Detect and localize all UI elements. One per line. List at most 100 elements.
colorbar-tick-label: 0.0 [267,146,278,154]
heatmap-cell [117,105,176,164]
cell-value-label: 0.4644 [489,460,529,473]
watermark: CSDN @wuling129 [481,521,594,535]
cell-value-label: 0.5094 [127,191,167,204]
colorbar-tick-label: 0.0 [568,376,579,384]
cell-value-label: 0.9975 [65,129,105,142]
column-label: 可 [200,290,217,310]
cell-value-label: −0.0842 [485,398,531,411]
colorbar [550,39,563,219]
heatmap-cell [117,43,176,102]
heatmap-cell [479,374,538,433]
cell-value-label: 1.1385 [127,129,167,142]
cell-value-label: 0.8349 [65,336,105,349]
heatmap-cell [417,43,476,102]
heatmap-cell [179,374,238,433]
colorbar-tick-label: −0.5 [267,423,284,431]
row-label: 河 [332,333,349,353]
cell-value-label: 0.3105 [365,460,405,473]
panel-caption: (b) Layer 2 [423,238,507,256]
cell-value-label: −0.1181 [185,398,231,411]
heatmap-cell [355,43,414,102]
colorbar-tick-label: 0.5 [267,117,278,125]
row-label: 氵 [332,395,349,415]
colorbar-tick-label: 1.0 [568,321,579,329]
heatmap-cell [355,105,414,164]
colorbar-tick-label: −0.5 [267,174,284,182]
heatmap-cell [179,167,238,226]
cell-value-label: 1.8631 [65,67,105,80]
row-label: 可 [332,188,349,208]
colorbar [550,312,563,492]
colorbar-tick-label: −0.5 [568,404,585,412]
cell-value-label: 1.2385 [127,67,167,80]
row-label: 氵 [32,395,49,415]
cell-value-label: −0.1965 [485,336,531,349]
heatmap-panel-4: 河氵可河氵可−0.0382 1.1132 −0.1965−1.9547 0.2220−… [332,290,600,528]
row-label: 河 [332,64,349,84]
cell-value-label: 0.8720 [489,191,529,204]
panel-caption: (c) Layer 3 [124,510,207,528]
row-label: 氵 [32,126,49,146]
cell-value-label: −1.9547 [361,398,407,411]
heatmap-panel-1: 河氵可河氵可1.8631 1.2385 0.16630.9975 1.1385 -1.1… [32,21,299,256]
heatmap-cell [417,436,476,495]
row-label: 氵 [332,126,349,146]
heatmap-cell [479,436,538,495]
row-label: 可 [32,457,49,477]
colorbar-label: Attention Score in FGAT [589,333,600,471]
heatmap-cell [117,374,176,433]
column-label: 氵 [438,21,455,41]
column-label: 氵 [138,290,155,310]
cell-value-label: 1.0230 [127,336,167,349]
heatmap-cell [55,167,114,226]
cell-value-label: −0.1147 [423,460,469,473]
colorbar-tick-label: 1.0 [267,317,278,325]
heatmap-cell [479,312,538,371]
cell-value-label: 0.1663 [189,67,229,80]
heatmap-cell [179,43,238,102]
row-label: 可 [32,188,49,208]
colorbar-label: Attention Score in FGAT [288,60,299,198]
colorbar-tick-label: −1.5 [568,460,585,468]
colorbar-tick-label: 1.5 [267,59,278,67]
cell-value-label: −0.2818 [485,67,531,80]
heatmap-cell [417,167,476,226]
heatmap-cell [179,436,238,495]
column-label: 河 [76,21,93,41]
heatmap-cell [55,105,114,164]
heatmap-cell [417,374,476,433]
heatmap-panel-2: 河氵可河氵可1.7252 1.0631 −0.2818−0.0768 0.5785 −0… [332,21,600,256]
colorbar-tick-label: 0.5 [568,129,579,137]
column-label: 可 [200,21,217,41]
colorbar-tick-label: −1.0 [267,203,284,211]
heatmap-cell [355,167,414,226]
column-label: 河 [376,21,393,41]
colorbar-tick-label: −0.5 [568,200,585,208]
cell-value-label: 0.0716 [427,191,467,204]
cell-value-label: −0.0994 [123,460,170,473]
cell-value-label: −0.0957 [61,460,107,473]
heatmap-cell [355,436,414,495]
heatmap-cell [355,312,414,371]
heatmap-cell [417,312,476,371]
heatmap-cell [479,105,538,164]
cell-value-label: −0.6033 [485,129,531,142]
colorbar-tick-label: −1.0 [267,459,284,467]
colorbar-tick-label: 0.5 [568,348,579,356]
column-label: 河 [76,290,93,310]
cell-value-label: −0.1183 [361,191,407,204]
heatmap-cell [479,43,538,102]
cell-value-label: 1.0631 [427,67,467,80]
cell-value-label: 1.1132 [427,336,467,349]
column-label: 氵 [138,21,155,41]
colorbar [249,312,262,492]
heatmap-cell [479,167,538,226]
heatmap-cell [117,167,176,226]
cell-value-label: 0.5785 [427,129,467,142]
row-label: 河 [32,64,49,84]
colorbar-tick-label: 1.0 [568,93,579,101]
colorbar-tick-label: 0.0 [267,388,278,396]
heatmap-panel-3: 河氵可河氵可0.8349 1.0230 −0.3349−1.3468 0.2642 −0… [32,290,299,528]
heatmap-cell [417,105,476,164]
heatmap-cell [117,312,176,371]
※
_SCHRIFTLICHE AUFGABE_.
Schreibe sämtliche Einträge von oben noch einmal vollständig und Zeichen für Zeichen unverändert ab.

_ANTWORT_.
Detect and localize all UI elements. One per line. List at most 100 elements.
colorbar-tick-label: 0.0 [267,146,278,154]
heatmap-cell [117,105,176,164]
cell-value-label: 0.4644 [489,460,529,473]
watermark: CSDN @wuling129 [481,521,594,535]
cell-value-label: 0.5094 [127,191,167,204]
colorbar-tick-label: 0.0 [568,376,579,384]
cell-value-label: 0.9975 [65,129,105,142]
column-label: 可 [200,290,217,310]
cell-value-label: −0.0842 [485,398,531,411]
colorbar [550,39,563,219]
heatmap-cell [117,43,176,102]
heatmap-cell [479,374,538,433]
cell-value-label: 1.1385 [127,129,167,142]
cell-value-label: 0.8349 [65,336,105,349]
heatmap-cell [417,43,476,102]
heatmap-cell [179,374,238,433]
colorbar-tick-label: −0.5 [267,423,284,431]
row-label: 河 [332,333,349,353]
cell-value-label: 0.3105 [365,460,405,473]
panel-caption: (b) Layer 2 [423,238,507,256]
cell-value-label: −0.1181 [185,398,231,411]
heatmap-cell [355,43,414,102]
colorbar-tick-label: 0.5 [267,117,278,125]
row-label: 氵 [332,395,349,415]
colorbar-tick-label: 1.0 [568,321,579,329]
heatmap-cell [355,105,414,164]
colorbar-tick-label: −0.5 [267,174,284,182]
heatmap-cell [179,167,238,226]
cell-value-label: 1.8631 [65,67,105,80]
row-label: 可 [332,188,349,208]
colorbar [550,312,563,492]
colorbar-tick-label: −0.5 [568,404,585,412]
cell-value-label: 1.2385 [127,67,167,80]
row-label: 氵 [32,395,49,415]
cell-value-label: −0.1965 [485,336,531,349]
heatmap-panel-4: 河氵可河氵可−0.0382 1.1132 −0.1965−1.9547 0.2220−… [332,290,600,528]
row-label: 河 [332,64,349,84]
cell-value-label: 0.8720 [489,191,529,204]
panel-caption: (c) Layer 3 [124,510,207,528]
row-label: 氵 [32,126,49,146]
cell-value-label: −1.9547 [361,398,407,411]
heatmap-panel-1: 河氵可河氵可1.8631 1.2385 0.16630.9975 1.1385 -1.1… [32,21,299,256]
heatmap-cell [417,436,476,495]
row-label: 氵 [332,126,349,146]
heatmap-cell [479,436,538,495]
row-label: 可 [32,457,49,477]
colorbar-label: Attention Score in FGAT [589,333,600,471]
heatmap-cell [117,374,176,433]
column-label: 氵 [438,21,455,41]
column-label: 氵 [138,290,155,310]
cell-value-label: 1.0230 [127,336,167,349]
heatmap-cell [55,167,114,226]
cell-value-label: −0.1147 [423,460,469,473]
colorbar-tick-label: 1.0 [267,317,278,325]
heatmap-cell [479,312,538,371]
cell-value-label: 0.1663 [189,67,229,80]
heatmap-cell [179,43,238,102]
row-label: 可 [32,188,49,208]
colorbar-label: Attention Score in FGAT [288,60,299,198]
colorbar-tick-label: −1.5 [568,460,585,468]
colorbar-tick-label: 1.5 [267,59,278,67]
cell-value-label: −0.2818 [485,67,531,80]
heatmap-cell [417,167,476,226]
heatmap-cell [179,436,238,495]
column-label: 河 [76,21,93,41]
heatmap-cell [55,105,114,164]
heatmap-cell [417,374,476,433]
heatmap-panel-2: 河氵可河氵可1.7252 1.0631 −0.2818−0.0768 0.5785 −0… [332,21,600,256]
colorbar-tick-label: 0.5 [568,129,579,137]
column-label: 可 [200,21,217,41]
colorbar-tick-label: −1.0 [267,203,284,211]
heatmap-cell [355,167,414,226]
column-label: 河 [376,21,393,41]
colorbar-tick-label: −0.5 [568,200,585,208]
cell-value-label: 0.0716 [427,191,467,204]
cell-value-label: −0.0994 [123,460,170,473]
cell-value-label: −0.0957 [61,460,107,473]
heatmap-cell [355,436,414,495]
heatmap-cell [355,312,414,371]
heatmap-cell [417,312,476,371]
heatmap-cell [479,105,538,164]
cell-value-label: −0.6033 [485,129,531,142]
colorbar-tick-label: −1.0 [267,459,284,467]
colorbar-tick-label: 0.5 [568,348,579,356]
column-label: 河 [76,290,93,310]
cell-value-label: −0.1183 [361,191,407,204]
heatmap-cell [479,43,538,102]
cell-value-label: 1.0631 [427,67,467,80]
cell-value-label: 1.1132 [427,336,467,349]
column-label: 氵 [138,21,155,41]
colorbar [249,312,262,492]
heatmap-cell [479,167,538,226]
heatmap-cell [117,167,176,226]
cell-value-label: 0.5785 [427,129,467,142]
row-label: 河 [32,64,49,84]
colorbar-tick-label: 1.0 [568,93,579,101]
colorbar-tick-label: 0.0 [267,388,278,396]
heatmap-panel-3: 河氵可河氵可0.8349 1.0230 −0.3349−1.3468 0.2642 −0… [32,290,299,528]
heatmap-cell [417,105,476,164]
heatmap-cell [117,312,176,371]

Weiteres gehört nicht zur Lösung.